**Exercise prompt:**
Collect every line below that contains the word "text".

* START Data lines *

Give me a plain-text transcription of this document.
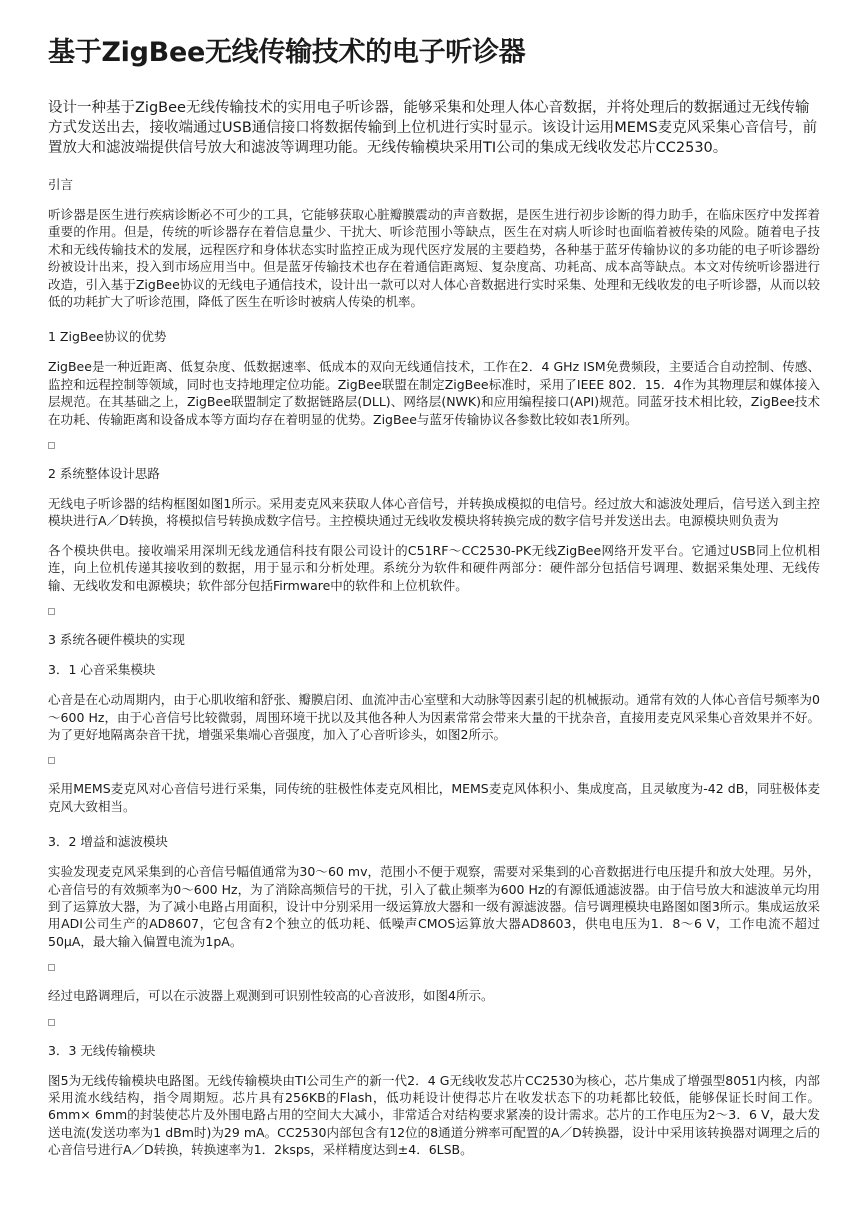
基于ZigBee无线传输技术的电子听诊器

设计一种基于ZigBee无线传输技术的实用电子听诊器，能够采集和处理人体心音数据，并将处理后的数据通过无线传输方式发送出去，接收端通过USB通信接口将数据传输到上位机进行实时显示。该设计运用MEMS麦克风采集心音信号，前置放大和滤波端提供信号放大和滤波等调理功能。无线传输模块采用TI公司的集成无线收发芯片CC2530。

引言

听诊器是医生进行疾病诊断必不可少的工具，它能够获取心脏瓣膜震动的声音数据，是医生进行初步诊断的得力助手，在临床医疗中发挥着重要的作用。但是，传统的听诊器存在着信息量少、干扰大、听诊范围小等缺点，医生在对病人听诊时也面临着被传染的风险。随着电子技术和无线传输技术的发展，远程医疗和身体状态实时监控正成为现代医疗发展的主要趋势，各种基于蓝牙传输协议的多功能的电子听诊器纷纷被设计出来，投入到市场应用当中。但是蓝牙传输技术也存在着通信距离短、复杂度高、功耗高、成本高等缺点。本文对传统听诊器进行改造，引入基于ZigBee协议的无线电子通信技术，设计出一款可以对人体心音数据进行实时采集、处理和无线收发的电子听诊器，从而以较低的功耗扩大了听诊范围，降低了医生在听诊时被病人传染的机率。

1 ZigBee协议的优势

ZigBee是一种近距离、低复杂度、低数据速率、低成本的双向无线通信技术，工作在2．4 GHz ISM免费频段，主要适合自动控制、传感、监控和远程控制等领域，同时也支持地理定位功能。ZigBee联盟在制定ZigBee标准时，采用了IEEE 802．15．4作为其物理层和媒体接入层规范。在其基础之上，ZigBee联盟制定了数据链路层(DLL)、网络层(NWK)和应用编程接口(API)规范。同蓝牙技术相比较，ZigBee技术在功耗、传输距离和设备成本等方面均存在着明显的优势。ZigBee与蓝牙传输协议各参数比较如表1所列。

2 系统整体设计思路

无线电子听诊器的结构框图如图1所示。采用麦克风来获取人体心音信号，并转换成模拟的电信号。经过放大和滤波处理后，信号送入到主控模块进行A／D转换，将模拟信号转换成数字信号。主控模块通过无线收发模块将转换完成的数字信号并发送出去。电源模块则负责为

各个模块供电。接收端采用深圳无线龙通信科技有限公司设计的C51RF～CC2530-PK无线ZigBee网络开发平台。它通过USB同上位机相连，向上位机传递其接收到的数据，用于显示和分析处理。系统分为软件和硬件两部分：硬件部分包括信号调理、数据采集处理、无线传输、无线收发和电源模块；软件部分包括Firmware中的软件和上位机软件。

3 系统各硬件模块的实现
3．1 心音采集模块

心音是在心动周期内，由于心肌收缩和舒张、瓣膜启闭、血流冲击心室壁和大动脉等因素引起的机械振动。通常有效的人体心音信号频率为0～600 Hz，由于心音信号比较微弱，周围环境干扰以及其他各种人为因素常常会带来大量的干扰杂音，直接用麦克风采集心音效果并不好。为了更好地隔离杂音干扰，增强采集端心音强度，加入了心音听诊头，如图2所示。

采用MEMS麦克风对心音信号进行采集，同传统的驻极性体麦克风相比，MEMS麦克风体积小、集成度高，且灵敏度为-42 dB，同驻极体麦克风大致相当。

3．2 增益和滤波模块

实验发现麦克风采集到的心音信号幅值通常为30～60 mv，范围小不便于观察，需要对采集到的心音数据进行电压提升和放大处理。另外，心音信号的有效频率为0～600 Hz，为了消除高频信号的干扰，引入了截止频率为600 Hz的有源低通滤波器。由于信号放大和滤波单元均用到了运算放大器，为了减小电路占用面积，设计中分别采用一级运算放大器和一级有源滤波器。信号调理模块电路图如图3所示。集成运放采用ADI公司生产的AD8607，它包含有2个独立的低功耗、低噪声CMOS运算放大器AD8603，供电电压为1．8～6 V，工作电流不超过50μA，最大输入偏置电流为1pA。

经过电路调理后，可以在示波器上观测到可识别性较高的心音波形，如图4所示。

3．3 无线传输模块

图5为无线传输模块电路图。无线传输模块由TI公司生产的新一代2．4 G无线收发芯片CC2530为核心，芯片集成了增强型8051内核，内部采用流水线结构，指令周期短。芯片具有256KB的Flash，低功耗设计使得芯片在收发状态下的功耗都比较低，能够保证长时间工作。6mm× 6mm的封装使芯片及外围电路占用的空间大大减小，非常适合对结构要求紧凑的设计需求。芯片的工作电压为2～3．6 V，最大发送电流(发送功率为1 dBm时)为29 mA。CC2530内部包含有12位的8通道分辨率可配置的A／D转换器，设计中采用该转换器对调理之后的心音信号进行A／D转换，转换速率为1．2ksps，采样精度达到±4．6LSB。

* END Data lines *
* START Data lines *

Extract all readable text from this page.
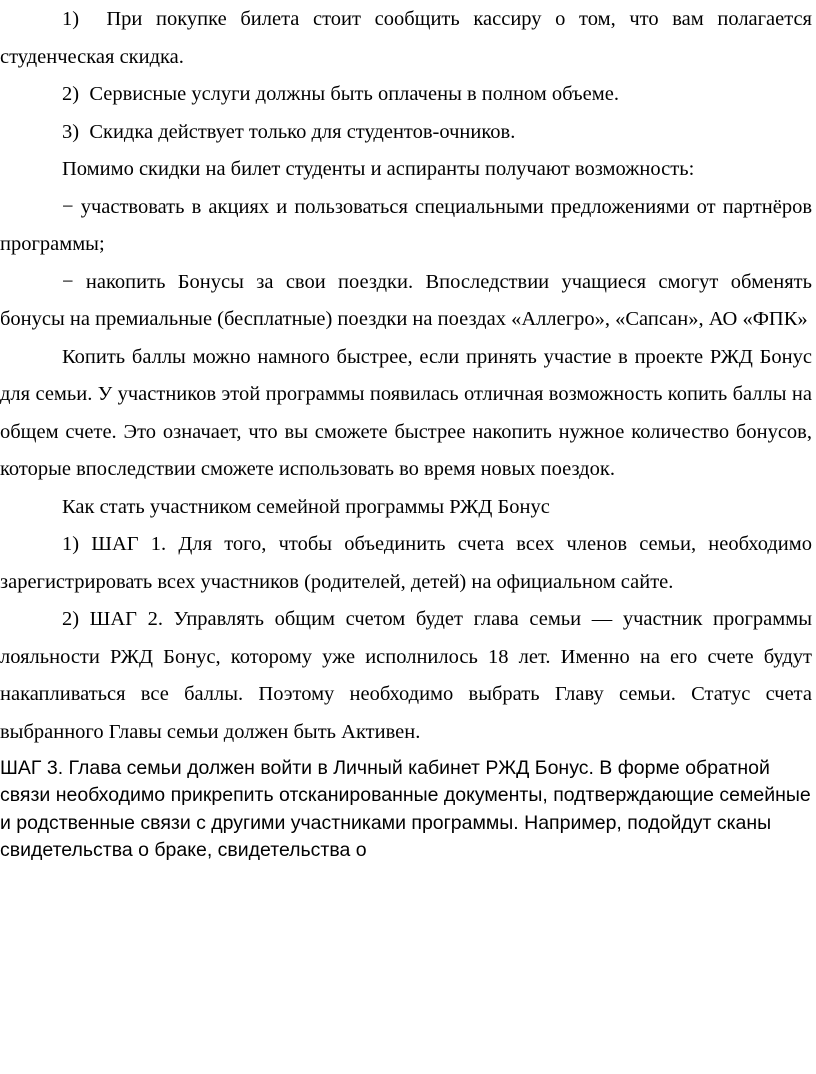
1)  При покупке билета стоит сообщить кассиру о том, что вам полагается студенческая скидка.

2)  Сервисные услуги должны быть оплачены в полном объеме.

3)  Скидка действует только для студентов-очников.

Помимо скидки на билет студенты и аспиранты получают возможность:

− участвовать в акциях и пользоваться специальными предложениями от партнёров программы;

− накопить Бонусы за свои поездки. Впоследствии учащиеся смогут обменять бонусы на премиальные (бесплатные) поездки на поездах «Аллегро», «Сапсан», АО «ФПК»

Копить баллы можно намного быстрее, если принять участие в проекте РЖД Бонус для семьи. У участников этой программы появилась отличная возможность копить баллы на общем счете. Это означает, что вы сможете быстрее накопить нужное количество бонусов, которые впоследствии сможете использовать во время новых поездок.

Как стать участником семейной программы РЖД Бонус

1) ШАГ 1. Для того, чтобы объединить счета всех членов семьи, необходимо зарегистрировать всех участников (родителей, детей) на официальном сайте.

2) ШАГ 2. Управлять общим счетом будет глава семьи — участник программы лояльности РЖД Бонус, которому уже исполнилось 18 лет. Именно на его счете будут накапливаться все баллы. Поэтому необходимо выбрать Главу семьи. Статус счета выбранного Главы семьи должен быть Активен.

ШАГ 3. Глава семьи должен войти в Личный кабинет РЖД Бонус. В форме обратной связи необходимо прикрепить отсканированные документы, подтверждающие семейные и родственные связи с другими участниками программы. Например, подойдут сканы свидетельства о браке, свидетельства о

* END Data lines *

**Result for this exercise:**
Give me a plain-text transcription of this document.
Extract all readable text from this page.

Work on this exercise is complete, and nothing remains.